■ **Records for processing**
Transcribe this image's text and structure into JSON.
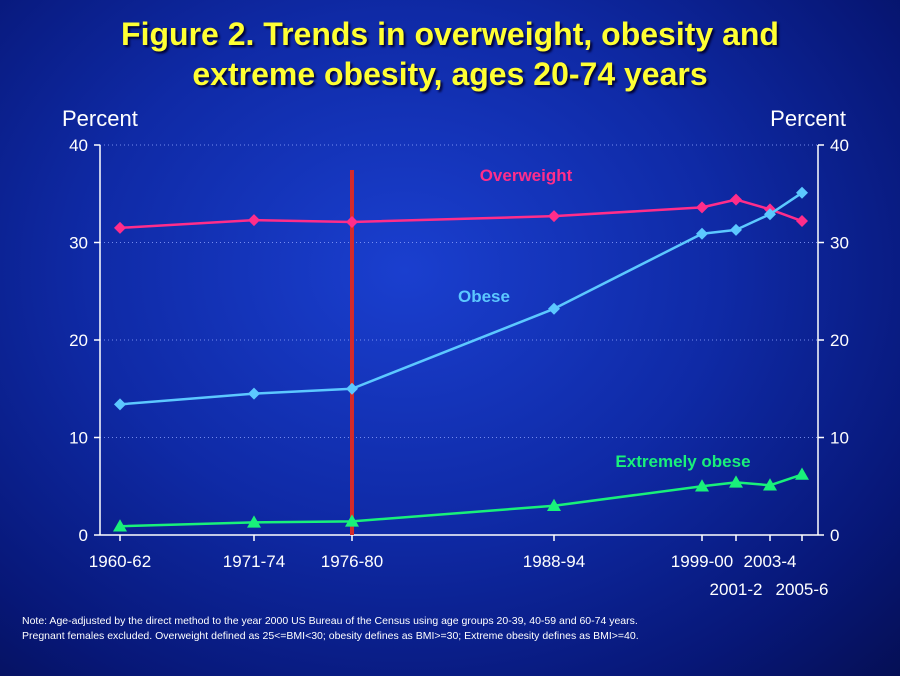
{
  "title": {
    "line1": "Figure 2. Trends in overweight, obesity and",
    "line2": "extreme obesity, ages 20-74 years"
  },
  "note": {
    "line1": "Note: Age-adjusted by the direct method to the year 2000 US Bureau of the Census using age groups 20-39, 40-59 and 60-74 years.",
    "line2": "Pregnant females excluded. Overweight defined as 25<=BMI<30; obesity defines as BMI>=30; Extreme obesity defines as BMI>=40."
  },
  "colors": {
    "overweight": "#ff2d8a",
    "obese": "#5cc8ff",
    "extremely_obese": "#19f07a",
    "divider": "#d42a2a",
    "axis": "#ffffff",
    "grid": "#8ea3ff"
  },
  "chart_data": {
    "type": "line",
    "title": "Figure 2. Trends in overweight, obesity and extreme obesity, ages 20-74 years",
    "ylabel_left": "Percent",
    "ylabel_right": "Percent",
    "ylim": [
      0,
      40
    ],
    "yticks": [
      0,
      10,
      20,
      30,
      40
    ],
    "grid": true,
    "categories": [
      "1960-62",
      "1971-74",
      "1976-80",
      "1988-94",
      "1999-00",
      "2001-2",
      "2003-4",
      "2005-6"
    ],
    "x_label_rows": [
      1,
      1,
      1,
      1,
      1,
      2,
      1,
      2
    ],
    "series": [
      {
        "name": "Overweight",
        "color": "#ff2d8a",
        "marker": "diamond",
        "values": [
          31.5,
          32.3,
          32.1,
          32.7,
          33.6,
          34.4,
          33.4,
          32.2
        ]
      },
      {
        "name": "Obese",
        "color": "#5cc8ff",
        "marker": "diamond",
        "values": [
          13.4,
          14.5,
          15.0,
          23.2,
          30.9,
          31.3,
          32.9,
          35.1
        ]
      },
      {
        "name": "Extremely obese",
        "color": "#19f07a",
        "marker": "triangle",
        "values": [
          0.9,
          1.3,
          1.4,
          3.0,
          5.0,
          5.4,
          5.1,
          6.2
        ]
      }
    ],
    "vertical_marker_at": "1976-80"
  }
}
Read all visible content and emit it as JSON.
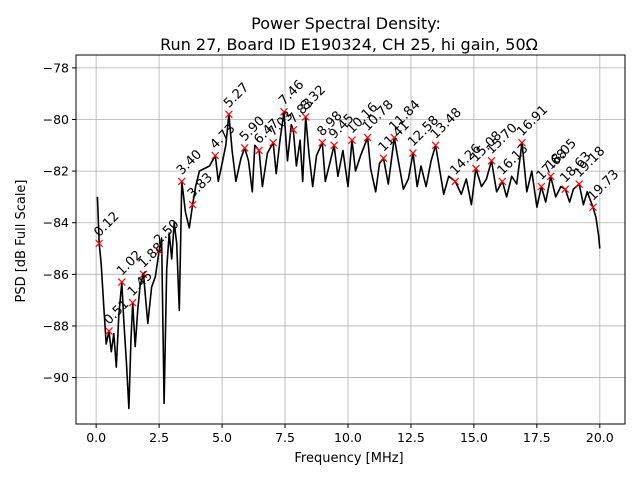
{
  "chart_data": {
    "type": "line",
    "title_line1": "Power Spectral Density:",
    "title_line2": "Run 27, Board ID E190324, CH 25, hi gain, 50Ω",
    "xlabel": "Frequency [MHz]",
    "ylabel": "PSD [dB Full Scale]",
    "xlim": [
      -0.8,
      21.0
    ],
    "ylim": [
      -91.8,
      -77.5
    ],
    "grid": true,
    "x_ticks": [
      0.0,
      2.5,
      5.0,
      7.5,
      10.0,
      12.5,
      15.0,
      17.5,
      20.0
    ],
    "x_tick_labels": [
      "0.0",
      "2.5",
      "5.0",
      "7.5",
      "10.0",
      "12.5",
      "15.0",
      "17.5",
      "20.0"
    ],
    "y_ticks": [
      -90,
      -88,
      -86,
      -84,
      -82,
      -80,
      -78
    ],
    "y_tick_labels": [
      "−90",
      "−88",
      "−86",
      "−84",
      "−82",
      "−80",
      "−78"
    ],
    "line_color": "#000000",
    "marker_color": "#ff0000",
    "series": [
      {
        "values": [
          [
            0.05,
            -83.0
          ],
          [
            0.12,
            -84.8
          ],
          [
            0.2,
            -85.6
          ],
          [
            0.3,
            -87.2
          ],
          [
            0.4,
            -88.7
          ],
          [
            0.51,
            -88.2
          ],
          [
            0.6,
            -89.0
          ],
          [
            0.7,
            -88.3
          ],
          [
            0.8,
            -89.6
          ],
          [
            0.9,
            -87.6
          ],
          [
            1.02,
            -86.3
          ],
          [
            1.1,
            -87.8
          ],
          [
            1.2,
            -89.4
          ],
          [
            1.3,
            -91.2
          ],
          [
            1.38,
            -88.6
          ],
          [
            1.45,
            -87.1
          ],
          [
            1.55,
            -88.8
          ],
          [
            1.65,
            -87.4
          ],
          [
            1.75,
            -86.4
          ],
          [
            1.88,
            -86.0
          ],
          [
            1.95,
            -86.8
          ],
          [
            2.05,
            -87.9
          ],
          [
            2.2,
            -86.5
          ],
          [
            2.35,
            -86.1
          ],
          [
            2.5,
            -85.1
          ],
          [
            2.6,
            -84.6
          ],
          [
            2.7,
            -91.0
          ],
          [
            2.8,
            -85.8
          ],
          [
            2.9,
            -84.4
          ],
          [
            3.0,
            -85.4
          ],
          [
            3.1,
            -84.0
          ],
          [
            3.2,
            -84.8
          ],
          [
            3.3,
            -87.4
          ],
          [
            3.4,
            -82.4
          ],
          [
            3.55,
            -83.6
          ],
          [
            3.7,
            -84.2
          ],
          [
            3.83,
            -83.3
          ],
          [
            3.95,
            -82.6
          ],
          [
            4.1,
            -82.0
          ],
          [
            4.3,
            -81.9
          ],
          [
            4.5,
            -81.8
          ],
          [
            4.73,
            -81.4
          ],
          [
            4.85,
            -82.4
          ],
          [
            5.0,
            -81.7
          ],
          [
            5.15,
            -81.0
          ],
          [
            5.27,
            -79.8
          ],
          [
            5.4,
            -81.2
          ],
          [
            5.55,
            -82.4
          ],
          [
            5.75,
            -81.5
          ],
          [
            5.9,
            -81.1
          ],
          [
            6.05,
            -81.6
          ],
          [
            6.2,
            -82.8
          ],
          [
            6.3,
            -81.0
          ],
          [
            6.47,
            -81.2
          ],
          [
            6.6,
            -82.6
          ],
          [
            6.8,
            -81.3
          ],
          [
            7.03,
            -80.9
          ],
          [
            7.15,
            -82.1
          ],
          [
            7.3,
            -80.8
          ],
          [
            7.46,
            -79.7
          ],
          [
            7.6,
            -81.6
          ],
          [
            7.75,
            -80.2
          ],
          [
            7.83,
            -80.4
          ],
          [
            7.95,
            -81.8
          ],
          [
            8.1,
            -80.8
          ],
          [
            8.2,
            -82.4
          ],
          [
            8.32,
            -79.9
          ],
          [
            8.45,
            -81.3
          ],
          [
            8.6,
            -82.6
          ],
          [
            8.75,
            -81.4
          ],
          [
            8.98,
            -80.9
          ],
          [
            9.1,
            -82.4
          ],
          [
            9.3,
            -81.6
          ],
          [
            9.45,
            -81.0
          ],
          [
            9.6,
            -82.2
          ],
          [
            9.8,
            -81.2
          ],
          [
            10.0,
            -82.6
          ],
          [
            10.16,
            -80.8
          ],
          [
            10.3,
            -82.0
          ],
          [
            10.5,
            -81.4
          ],
          [
            10.78,
            -80.7
          ],
          [
            10.9,
            -81.9
          ],
          [
            11.1,
            -82.8
          ],
          [
            11.25,
            -81.7
          ],
          [
            11.41,
            -81.5
          ],
          [
            11.6,
            -82.5
          ],
          [
            11.84,
            -80.7
          ],
          [
            12.0,
            -81.6
          ],
          [
            12.2,
            -82.7
          ],
          [
            12.4,
            -82.3
          ],
          [
            12.58,
            -81.3
          ],
          [
            12.75,
            -82.6
          ],
          [
            12.9,
            -81.8
          ],
          [
            13.1,
            -82.6
          ],
          [
            13.3,
            -81.6
          ],
          [
            13.48,
            -81.0
          ],
          [
            13.65,
            -82.0
          ],
          [
            13.8,
            -82.9
          ],
          [
            14.0,
            -82.2
          ],
          [
            14.26,
            -82.4
          ],
          [
            14.5,
            -82.9
          ],
          [
            14.7,
            -82.3
          ],
          [
            14.9,
            -83.3
          ],
          [
            15.08,
            -81.9
          ],
          [
            15.3,
            -82.6
          ],
          [
            15.5,
            -82.3
          ],
          [
            15.7,
            -81.6
          ],
          [
            15.9,
            -82.8
          ],
          [
            16.13,
            -82.4
          ],
          [
            16.3,
            -83.0
          ],
          [
            16.5,
            -82.2
          ],
          [
            16.7,
            -82.5
          ],
          [
            16.91,
            -80.9
          ],
          [
            17.1,
            -82.8
          ],
          [
            17.3,
            -82.0
          ],
          [
            17.5,
            -83.4
          ],
          [
            17.68,
            -82.6
          ],
          [
            17.85,
            -83.2
          ],
          [
            18.05,
            -82.2
          ],
          [
            18.25,
            -83.0
          ],
          [
            18.45,
            -82.6
          ],
          [
            18.63,
            -82.7
          ],
          [
            18.8,
            -83.2
          ],
          [
            18.95,
            -82.7
          ],
          [
            19.18,
            -82.5
          ],
          [
            19.35,
            -83.3
          ],
          [
            19.5,
            -82.8
          ],
          [
            19.73,
            -83.4
          ],
          [
            19.85,
            -83.8
          ],
          [
            19.95,
            -84.5
          ],
          [
            20.0,
            -85.0
          ]
        ]
      }
    ],
    "peaks": [
      {
        "label": "0.12",
        "x": 0.12,
        "y": -84.8
      },
      {
        "label": "0.51",
        "x": 0.51,
        "y": -88.2
      },
      {
        "label": "1.02",
        "x": 1.02,
        "y": -86.3
      },
      {
        "label": "1.45",
        "x": 1.45,
        "y": -87.1
      },
      {
        "label": "1.88",
        "x": 1.88,
        "y": -86.0
      },
      {
        "label": "2.50",
        "x": 2.5,
        "y": -85.1
      },
      {
        "label": "3.40",
        "x": 3.4,
        "y": -82.4
      },
      {
        "label": "3.83",
        "x": 3.83,
        "y": -83.3
      },
      {
        "label": "4.73",
        "x": 4.73,
        "y": -81.4
      },
      {
        "label": "5.27",
        "x": 5.27,
        "y": -79.8
      },
      {
        "label": "5.90",
        "x": 5.9,
        "y": -81.1
      },
      {
        "label": "6.47",
        "x": 6.47,
        "y": -81.2
      },
      {
        "label": "7.03",
        "x": 7.03,
        "y": -80.9
      },
      {
        "label": "7.46",
        "x": 7.46,
        "y": -79.7
      },
      {
        "label": "7.83",
        "x": 7.83,
        "y": -80.4
      },
      {
        "label": "8.32",
        "x": 8.32,
        "y": -79.9
      },
      {
        "label": "8.98",
        "x": 8.98,
        "y": -80.9
      },
      {
        "label": "9.45",
        "x": 9.45,
        "y": -81.0
      },
      {
        "label": "10.16",
        "x": 10.16,
        "y": -80.8
      },
      {
        "label": "10.78",
        "x": 10.78,
        "y": -80.7
      },
      {
        "label": "11.41",
        "x": 11.41,
        "y": -81.5
      },
      {
        "label": "11.84",
        "x": 11.84,
        "y": -80.7
      },
      {
        "label": "12.58",
        "x": 12.58,
        "y": -81.3
      },
      {
        "label": "13.48",
        "x": 13.48,
        "y": -81.0
      },
      {
        "label": "14.26",
        "x": 14.26,
        "y": -82.4
      },
      {
        "label": "15.08",
        "x": 15.08,
        "y": -81.9
      },
      {
        "label": "15.70",
        "x": 15.7,
        "y": -81.6
      },
      {
        "label": "16.13",
        "x": 16.13,
        "y": -82.4
      },
      {
        "label": "16.91",
        "x": 16.91,
        "y": -80.9
      },
      {
        "label": "17.68",
        "x": 17.68,
        "y": -82.6
      },
      {
        "label": "18.05",
        "x": 18.05,
        "y": -82.2
      },
      {
        "label": "18.63",
        "x": 18.63,
        "y": -82.7
      },
      {
        "label": "19.18",
        "x": 19.18,
        "y": -82.5
      },
      {
        "label": "19.73",
        "x": 19.73,
        "y": -83.4
      }
    ]
  }
}
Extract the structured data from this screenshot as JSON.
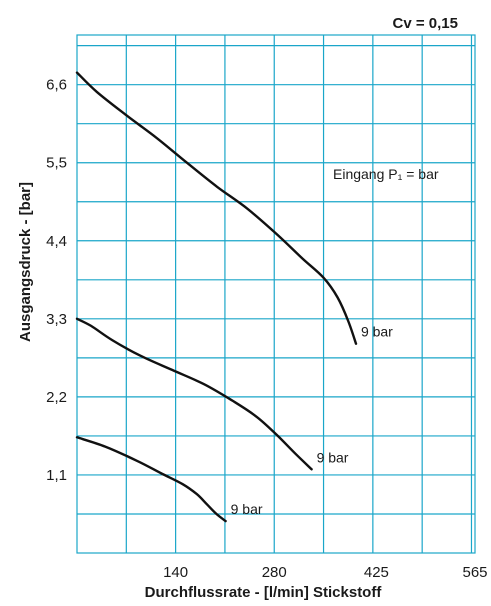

■ **Given task**
Look through the data above. Copy every line with the string "ages" in it.

■ **Solution for this task**
    "line2": "extreme obesity, ages 20-74 years"
    "title": "Figure 2. Trends in overweight, obesity and extreme obesity, ages 20-74 years",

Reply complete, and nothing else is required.